======== Brano da leggere

Non è eccessivo ribadirlo: la riapertura della scuola il prossimo 14 settembre è la priorità delle priorità, un obbligo di coscienza e un inaggirabile impegno di responsabilità individuale e collettiva di ciò che chiamiamo Stato, Nazione, perfino Patria.
Lo ripeto ancora perché, spero di sbagliarmi, non vorrei che quanto stiamo tutti leggendo o ascoltando in questi giorni sugli organi di informazione nazionali non sia già un mettere le mani avanti per un rinvio dell’anno scolastico all’ultimo minuto. Per questa o quella ragione, tutte legittime, documentabili, motivate ma che, se confluissero nell’ipotesi dilatoria, porterebbero dritto alla più grande sconfitta del Paese, una cicatrice che non si rimarginerebbe per generazioni. Spero ovviamente di essere smentito subito dal CTS, il Comitato Tecnico Scientifico che in settimana si deve esprimere sulle modalità di apertura delle scuole in base all’andamento dei nuovi contagi.
Quello che più avvilisce in questo balletto mediatico è la mancanza di un ragionamento, e dunque di intervento, tempestivo e strutturato nell’organizzazione della chiusura delle attività e della successiva ripresa pensando anche ai diritti dei minori. Auspico fortemente e mi auguro che ci sia una mobilitazione in tal senso da parte di tutto il mondo della scuola e delle famiglie perché si apra il 14 settembre per tutti. Certo, con la flessibilità necessaria e la massima cura per gli standard dei livelli essenziali a livello nazionale. Il rischio a cui siamo di fronte deve essere stimolo all’innovazione, nella didattica così come nella gestione degli spazi e dei servizi. E non l’alibi per una rinuncia.
Sarò chiaro: il ritardo nell’apertura dei cancelli delle scuole sarebbe per tutti una colossale ammissione di sconfitta, impotenza, incapacità. Neanche sotto le bombe di una guerra mondiale siamo arrivati a ciò, quando le decisioni dovevano essere prese di ora in ora, mentre oggi, a tre mesi dalla riapertura del lockdown, siamo ancora incapaci di dare orizzonti certi, fermandoci a parlare di metri che vanno e vengono, banchi che ancora non arrivano e mascherine che scompaiono e riappaiono. Il rischio, senza tanti giri di parole, non è “solo” il rinvio dell’anno scolastico, ma il presupposto per un dramma sociale inaudito che rischia di ipotecare in negativo il futuro dei nostri figli; l’aumento vistoso della già troppo elevata dispersione scolastica. Il 30% degli scolari, senza parlare dei più piccoli nella scuola dell’infanzia, come ammette lo stesso ministero non ha avuto alcuna didattica a distanza e un altro 20% l’ha avuta in modo erratico, parziale, casuale.
A Rimini è andata meglio grazie all’impegno dei direttori didattici, agli insegnanti e all’appoggio delle istituzioni. Ma quel 30% è una percentuale che dovrebbe far tremare i polsi non solo alla ministra Azzolina, ma a tutti i presidi, a tutti gli insegnanti, a ogni genitore. Più dispersione significa da un lato perdita di fiducia e di motivazione e dall’altro aumento delle disparità sociali; significa il rischio di perdere una generazione dei nostri ragazzi, sia a livello didattico che sociale.

================

Descrizione del compito
Stabilisci se ognuna delle tre affermazioni concorda con il brano sulla riapertura delle scuole riportato sopra. Rispondi sì o no e riporta tra virgolette le parole del brano che lo decidono. 1. La riapertura della scuola è fissata per il 14 settembre. 2. Secondo il ministero, il 30% degli scolari ha avuto la didattica a distanza solo in modo parziale. 3. A Rimini la situazione è andata peggio che altrove.

======== Dati grezzi

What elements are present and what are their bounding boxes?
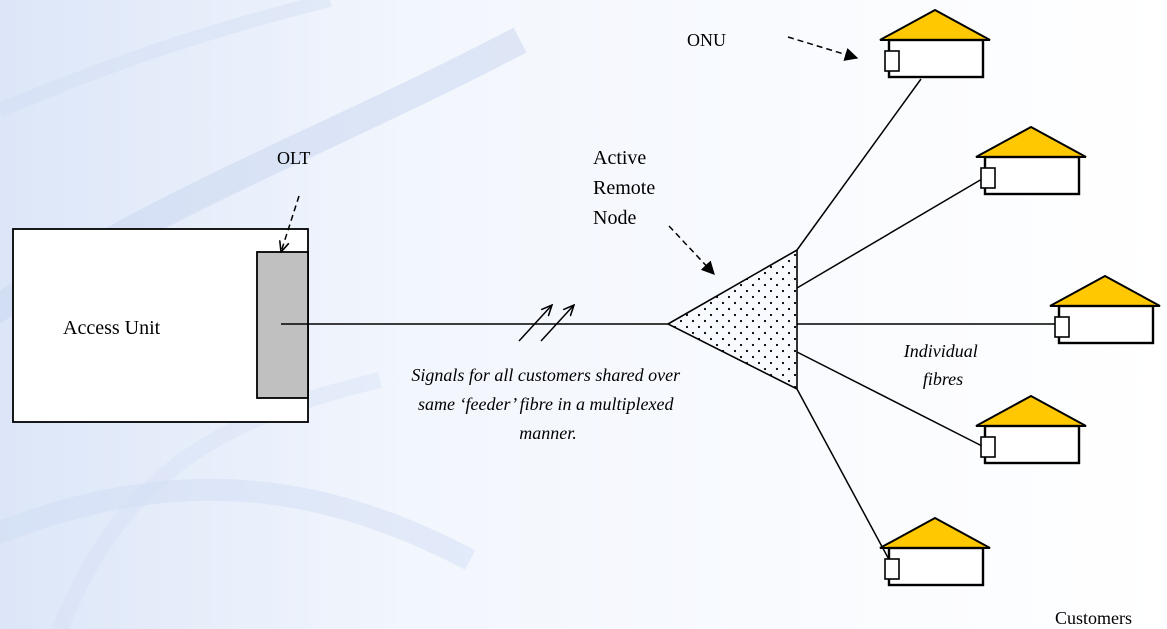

================

Risultato
1. Sì: "la riapertura della scuola il prossimo 14 settembre è la priorità delle priorità".
2. No: "non ha avuto alcuna didattica a distanza e un altro 20% l’ha avuta in modo erratico, parziale, casuale".
3. No: "A Rimini è andata meglio grazie all’impegno dei direttori didattici".